Repeat each record below exactly, dropping the pictures.

### Excerpt from a dataset
........

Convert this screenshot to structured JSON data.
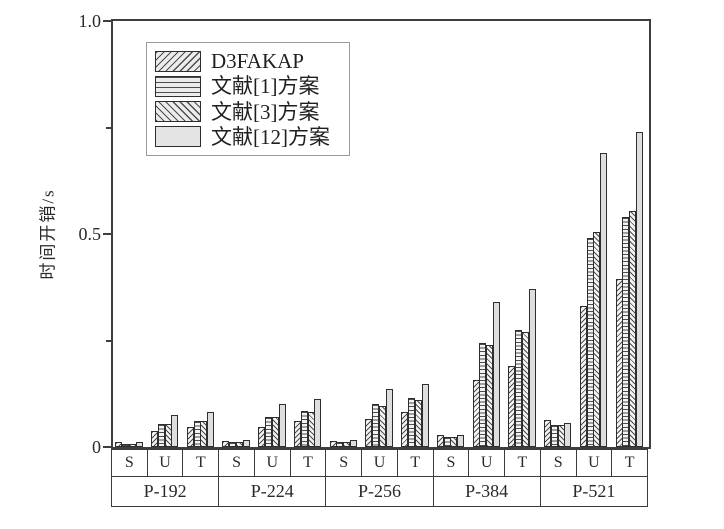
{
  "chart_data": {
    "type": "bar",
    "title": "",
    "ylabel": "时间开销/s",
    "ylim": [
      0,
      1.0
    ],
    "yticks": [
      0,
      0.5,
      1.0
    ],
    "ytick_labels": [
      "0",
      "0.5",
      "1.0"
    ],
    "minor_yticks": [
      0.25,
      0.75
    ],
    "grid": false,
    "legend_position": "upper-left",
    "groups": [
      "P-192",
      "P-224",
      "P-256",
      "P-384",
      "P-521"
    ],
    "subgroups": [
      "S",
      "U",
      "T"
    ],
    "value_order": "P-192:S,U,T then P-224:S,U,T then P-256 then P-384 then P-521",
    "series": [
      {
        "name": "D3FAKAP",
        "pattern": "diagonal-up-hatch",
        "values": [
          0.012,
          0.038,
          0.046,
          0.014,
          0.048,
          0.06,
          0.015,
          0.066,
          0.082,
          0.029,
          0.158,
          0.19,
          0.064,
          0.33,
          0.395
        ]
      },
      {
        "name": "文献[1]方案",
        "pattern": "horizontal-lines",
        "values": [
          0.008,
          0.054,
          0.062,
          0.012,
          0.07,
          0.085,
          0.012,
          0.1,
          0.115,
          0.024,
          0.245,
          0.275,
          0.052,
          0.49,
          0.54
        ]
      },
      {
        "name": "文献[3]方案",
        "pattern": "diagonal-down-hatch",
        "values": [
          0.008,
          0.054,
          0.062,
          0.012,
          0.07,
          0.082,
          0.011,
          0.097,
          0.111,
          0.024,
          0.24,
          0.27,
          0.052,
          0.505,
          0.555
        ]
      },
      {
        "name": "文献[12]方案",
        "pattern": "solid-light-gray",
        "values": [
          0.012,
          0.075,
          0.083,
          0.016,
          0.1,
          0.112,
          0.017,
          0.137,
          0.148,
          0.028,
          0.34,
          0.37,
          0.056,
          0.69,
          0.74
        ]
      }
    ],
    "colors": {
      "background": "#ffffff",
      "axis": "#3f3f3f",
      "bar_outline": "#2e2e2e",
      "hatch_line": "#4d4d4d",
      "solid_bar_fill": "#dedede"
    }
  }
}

........

### Solution
Convert this screenshot to structured JSON data.
{
  "chart_data": {
    "type": "bar",
    "title": "",
    "ylabel": "时间开销/s",
    "ylim": [
      0,
      1.0
    ],
    "yticks": [
      0,
      0.5,
      1.0
    ],
    "ytick_labels": [
      "0",
      "0.5",
      "1.0"
    ],
    "minor_yticks": [
      0.25,
      0.75
    ],
    "grid": false,
    "legend_position": "upper-left",
    "groups": [
      "P-192",
      "P-224",
      "P-256",
      "P-384",
      "P-521"
    ],
    "subgroups": [
      "S",
      "U",
      "T"
    ],
    "value_order": "P-192:S,U,T then P-224:S,U,T then P-256 then P-384 then P-521",
    "series": [
      {
        "name": "D3FAKAP",
        "pattern": "diagonal-up-hatch",
        "values": [
          0.012,
          0.038,
          0.046,
          0.014,
          0.048,
          0.06,
          0.015,
          0.066,
          0.082,
          0.029,
          0.158,
          0.19,
          0.064,
          0.33,
          0.395
        ]
      },
      {
        "name": "文献[1]方案",
        "pattern": "horizontal-lines",
        "values": [
          0.008,
          0.054,
          0.062,
          0.012,
          0.07,
          0.085,
          0.012,
          0.1,
          0.115,
          0.024,
          0.245,
          0.275,
          0.052,
          0.49,
          0.54
        ]
      },
      {
        "name": "文献[3]方案",
        "pattern": "diagonal-down-hatch",
        "values": [
          0.008,
          0.054,
          0.062,
          0.012,
          0.07,
          0.082,
          0.011,
          0.097,
          0.111,
          0.024,
          0.24,
          0.27,
          0.052,
          0.505,
          0.555
        ]
      },
      {
        "name": "文献[12]方案",
        "pattern": "solid-light-gray",
        "values": [
          0.012,
          0.075,
          0.083,
          0.016,
          0.1,
          0.112,
          0.017,
          0.137,
          0.148,
          0.028,
          0.34,
          0.37,
          0.056,
          0.69,
          0.74
        ]
      }
    ],
    "colors": {
      "background": "#ffffff",
      "axis": "#3f3f3f",
      "bar_outline": "#2e2e2e",
      "hatch_line": "#4d4d4d",
      "solid_bar_fill": "#dedede"
    }
  }
}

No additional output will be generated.